** Problem **
Work out how many lines of the records contain "Suche". Answer with the number and nothing else.

▬▬▬

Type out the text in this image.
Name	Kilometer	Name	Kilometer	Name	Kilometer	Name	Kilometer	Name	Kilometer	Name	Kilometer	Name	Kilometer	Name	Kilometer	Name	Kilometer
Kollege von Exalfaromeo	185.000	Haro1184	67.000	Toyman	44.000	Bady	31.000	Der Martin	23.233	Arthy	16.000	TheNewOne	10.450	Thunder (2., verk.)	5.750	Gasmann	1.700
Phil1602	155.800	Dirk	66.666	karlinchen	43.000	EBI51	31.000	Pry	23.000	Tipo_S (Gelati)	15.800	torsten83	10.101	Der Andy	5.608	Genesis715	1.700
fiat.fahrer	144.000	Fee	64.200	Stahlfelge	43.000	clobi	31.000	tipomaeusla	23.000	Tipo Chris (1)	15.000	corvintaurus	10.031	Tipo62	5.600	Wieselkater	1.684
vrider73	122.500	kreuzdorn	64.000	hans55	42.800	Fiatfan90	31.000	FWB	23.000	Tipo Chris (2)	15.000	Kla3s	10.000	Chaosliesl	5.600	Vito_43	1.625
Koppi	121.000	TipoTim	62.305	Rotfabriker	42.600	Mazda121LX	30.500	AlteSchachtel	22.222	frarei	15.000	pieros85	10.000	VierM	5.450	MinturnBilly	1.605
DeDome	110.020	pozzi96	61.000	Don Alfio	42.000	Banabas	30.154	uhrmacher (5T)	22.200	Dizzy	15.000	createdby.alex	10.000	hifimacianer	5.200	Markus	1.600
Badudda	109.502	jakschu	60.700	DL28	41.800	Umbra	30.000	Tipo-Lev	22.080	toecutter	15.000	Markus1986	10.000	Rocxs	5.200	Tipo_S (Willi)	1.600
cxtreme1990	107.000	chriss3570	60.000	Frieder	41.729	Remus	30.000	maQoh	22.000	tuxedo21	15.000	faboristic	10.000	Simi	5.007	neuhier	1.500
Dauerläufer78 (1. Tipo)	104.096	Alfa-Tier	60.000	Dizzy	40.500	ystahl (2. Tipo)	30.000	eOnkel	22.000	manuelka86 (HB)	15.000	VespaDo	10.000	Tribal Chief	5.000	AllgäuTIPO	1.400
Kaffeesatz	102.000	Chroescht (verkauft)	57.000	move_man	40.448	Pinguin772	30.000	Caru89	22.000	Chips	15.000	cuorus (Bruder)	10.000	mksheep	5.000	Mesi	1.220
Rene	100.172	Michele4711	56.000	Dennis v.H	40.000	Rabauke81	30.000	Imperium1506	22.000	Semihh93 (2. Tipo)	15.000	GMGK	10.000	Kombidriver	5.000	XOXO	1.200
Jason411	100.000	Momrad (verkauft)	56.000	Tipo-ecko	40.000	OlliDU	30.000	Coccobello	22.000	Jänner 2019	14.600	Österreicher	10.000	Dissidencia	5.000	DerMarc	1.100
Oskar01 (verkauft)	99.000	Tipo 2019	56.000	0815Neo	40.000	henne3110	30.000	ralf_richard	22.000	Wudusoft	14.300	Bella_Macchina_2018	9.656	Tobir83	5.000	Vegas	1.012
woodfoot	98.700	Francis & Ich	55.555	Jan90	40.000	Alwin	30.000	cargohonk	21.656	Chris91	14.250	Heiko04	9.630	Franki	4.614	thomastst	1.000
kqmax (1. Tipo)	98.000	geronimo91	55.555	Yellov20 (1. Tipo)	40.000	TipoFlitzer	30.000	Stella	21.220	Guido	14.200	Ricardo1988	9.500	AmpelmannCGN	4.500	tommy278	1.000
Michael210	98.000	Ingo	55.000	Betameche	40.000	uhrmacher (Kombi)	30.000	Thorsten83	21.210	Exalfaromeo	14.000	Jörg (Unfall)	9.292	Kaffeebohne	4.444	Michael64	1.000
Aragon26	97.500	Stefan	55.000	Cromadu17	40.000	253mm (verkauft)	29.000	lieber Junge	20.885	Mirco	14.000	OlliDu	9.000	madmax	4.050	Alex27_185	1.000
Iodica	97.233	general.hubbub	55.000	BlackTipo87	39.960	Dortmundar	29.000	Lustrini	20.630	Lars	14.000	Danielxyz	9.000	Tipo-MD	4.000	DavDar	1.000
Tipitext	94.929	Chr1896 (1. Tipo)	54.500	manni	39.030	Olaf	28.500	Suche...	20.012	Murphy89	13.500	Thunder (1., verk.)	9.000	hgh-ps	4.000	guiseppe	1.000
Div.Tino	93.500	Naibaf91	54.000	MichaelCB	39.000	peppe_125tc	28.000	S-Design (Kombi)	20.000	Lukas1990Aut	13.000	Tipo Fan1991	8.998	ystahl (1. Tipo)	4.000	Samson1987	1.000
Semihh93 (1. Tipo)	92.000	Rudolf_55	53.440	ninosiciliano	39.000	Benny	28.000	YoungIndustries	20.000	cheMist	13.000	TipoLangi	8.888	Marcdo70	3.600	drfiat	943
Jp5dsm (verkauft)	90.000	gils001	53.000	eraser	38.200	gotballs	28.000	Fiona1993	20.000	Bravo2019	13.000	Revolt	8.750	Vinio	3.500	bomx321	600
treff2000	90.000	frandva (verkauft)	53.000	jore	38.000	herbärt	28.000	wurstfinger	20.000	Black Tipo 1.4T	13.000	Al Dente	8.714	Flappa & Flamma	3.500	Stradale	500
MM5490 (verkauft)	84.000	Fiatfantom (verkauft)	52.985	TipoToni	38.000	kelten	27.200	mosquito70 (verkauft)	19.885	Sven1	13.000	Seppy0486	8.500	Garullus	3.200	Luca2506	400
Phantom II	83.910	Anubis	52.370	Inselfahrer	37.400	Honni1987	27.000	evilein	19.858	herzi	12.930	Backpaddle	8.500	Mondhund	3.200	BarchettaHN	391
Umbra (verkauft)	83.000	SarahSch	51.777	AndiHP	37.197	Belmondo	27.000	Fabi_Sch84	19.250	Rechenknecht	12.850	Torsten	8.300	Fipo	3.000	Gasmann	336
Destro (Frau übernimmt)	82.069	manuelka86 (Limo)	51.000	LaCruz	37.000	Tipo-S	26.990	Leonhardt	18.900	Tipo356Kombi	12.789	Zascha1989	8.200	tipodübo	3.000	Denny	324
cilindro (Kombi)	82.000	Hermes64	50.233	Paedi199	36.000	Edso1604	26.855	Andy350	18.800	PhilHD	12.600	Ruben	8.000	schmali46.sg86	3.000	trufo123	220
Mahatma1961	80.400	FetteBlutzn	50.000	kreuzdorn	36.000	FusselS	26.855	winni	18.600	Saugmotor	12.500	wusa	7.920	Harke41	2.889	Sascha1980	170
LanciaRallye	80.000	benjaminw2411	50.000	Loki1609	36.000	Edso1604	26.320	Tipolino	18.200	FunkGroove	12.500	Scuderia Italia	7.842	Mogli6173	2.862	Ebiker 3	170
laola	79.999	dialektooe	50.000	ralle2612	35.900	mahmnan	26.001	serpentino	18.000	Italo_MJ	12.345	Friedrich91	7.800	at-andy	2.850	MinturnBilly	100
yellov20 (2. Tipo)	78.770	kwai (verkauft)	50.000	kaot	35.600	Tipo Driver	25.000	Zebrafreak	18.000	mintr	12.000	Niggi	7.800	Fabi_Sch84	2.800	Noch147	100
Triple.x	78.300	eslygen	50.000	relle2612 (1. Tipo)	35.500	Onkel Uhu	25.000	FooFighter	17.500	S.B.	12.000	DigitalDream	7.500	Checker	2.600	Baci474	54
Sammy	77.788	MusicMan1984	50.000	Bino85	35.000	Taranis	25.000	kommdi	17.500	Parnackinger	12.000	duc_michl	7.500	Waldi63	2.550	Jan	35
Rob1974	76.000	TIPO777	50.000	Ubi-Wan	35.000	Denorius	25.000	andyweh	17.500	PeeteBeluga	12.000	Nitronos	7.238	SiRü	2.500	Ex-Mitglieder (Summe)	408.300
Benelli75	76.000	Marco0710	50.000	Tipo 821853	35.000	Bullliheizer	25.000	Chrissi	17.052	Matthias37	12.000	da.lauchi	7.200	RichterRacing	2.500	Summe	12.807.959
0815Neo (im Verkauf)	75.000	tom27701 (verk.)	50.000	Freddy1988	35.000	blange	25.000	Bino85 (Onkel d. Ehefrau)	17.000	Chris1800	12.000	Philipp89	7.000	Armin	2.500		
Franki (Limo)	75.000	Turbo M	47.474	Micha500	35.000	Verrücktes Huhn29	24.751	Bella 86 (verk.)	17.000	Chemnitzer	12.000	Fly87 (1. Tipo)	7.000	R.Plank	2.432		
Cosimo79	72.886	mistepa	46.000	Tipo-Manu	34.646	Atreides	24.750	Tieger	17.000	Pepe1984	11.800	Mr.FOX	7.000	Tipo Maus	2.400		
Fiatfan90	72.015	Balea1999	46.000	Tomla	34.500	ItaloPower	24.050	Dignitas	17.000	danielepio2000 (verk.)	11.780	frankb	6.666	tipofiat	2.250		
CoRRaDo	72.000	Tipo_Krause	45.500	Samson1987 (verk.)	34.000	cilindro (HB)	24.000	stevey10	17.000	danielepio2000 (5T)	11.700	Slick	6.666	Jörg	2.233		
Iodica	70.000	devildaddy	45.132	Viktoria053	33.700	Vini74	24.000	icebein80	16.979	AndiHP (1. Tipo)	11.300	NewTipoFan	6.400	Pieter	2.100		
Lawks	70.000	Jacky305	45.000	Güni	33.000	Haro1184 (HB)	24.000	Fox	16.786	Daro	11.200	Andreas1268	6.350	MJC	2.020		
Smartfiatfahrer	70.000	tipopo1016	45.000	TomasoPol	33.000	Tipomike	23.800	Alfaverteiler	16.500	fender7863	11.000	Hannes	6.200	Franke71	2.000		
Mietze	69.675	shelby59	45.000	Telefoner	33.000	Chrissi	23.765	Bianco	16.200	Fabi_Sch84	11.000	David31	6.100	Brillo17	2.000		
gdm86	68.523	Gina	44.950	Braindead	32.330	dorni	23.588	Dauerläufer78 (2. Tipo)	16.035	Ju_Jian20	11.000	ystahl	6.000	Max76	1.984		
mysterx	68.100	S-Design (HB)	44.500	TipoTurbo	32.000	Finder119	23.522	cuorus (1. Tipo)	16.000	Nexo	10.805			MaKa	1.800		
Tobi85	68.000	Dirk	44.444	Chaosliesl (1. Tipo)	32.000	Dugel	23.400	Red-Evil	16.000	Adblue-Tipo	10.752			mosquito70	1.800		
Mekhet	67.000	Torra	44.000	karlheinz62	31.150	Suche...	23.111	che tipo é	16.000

▬▬▬

** Result below **
2